What the task requires — Exactly how many lines in this data contain the word "wird"? Only the number should be given.

Exercise input —
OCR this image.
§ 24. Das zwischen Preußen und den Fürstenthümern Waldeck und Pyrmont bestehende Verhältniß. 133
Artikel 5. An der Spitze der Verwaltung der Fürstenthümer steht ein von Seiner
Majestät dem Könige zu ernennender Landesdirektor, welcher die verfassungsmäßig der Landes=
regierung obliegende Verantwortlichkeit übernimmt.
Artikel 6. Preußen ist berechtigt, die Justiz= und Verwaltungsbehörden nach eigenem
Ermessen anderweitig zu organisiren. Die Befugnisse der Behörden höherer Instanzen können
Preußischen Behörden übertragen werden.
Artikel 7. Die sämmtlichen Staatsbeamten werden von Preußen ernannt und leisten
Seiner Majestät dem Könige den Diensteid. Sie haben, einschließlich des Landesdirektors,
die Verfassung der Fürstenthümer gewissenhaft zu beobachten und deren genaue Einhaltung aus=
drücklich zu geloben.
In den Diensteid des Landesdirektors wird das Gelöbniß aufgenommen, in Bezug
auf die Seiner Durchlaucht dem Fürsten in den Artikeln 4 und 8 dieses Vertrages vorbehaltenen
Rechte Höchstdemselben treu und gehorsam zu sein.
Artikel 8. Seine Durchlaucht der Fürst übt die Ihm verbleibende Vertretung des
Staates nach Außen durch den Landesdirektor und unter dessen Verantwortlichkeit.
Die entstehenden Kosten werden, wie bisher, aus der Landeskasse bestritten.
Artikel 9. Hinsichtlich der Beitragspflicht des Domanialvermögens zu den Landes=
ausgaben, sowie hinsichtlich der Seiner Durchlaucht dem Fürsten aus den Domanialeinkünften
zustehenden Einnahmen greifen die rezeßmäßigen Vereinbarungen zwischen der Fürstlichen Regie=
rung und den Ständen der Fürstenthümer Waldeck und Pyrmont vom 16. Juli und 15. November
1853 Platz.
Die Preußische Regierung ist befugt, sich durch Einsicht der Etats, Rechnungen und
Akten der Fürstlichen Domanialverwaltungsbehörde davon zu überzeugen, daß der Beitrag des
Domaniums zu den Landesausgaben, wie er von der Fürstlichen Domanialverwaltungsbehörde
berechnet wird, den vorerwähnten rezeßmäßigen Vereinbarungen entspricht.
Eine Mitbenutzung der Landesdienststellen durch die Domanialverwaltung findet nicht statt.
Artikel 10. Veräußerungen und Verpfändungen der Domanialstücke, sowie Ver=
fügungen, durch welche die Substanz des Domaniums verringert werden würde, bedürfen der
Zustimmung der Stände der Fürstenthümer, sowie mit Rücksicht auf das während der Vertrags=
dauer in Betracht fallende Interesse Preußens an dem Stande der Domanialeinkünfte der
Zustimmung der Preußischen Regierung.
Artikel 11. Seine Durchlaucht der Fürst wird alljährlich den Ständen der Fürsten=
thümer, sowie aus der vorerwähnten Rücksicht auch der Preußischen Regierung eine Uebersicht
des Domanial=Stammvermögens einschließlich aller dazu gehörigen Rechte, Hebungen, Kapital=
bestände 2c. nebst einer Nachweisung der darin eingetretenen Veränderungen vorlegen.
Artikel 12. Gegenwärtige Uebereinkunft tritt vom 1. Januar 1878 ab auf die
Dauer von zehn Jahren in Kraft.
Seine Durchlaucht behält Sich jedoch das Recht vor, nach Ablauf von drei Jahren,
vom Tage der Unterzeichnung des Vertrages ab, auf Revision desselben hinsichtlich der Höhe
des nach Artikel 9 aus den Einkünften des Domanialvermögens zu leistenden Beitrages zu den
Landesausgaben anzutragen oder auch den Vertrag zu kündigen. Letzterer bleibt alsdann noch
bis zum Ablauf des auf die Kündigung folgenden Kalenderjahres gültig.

Exercise solution — 3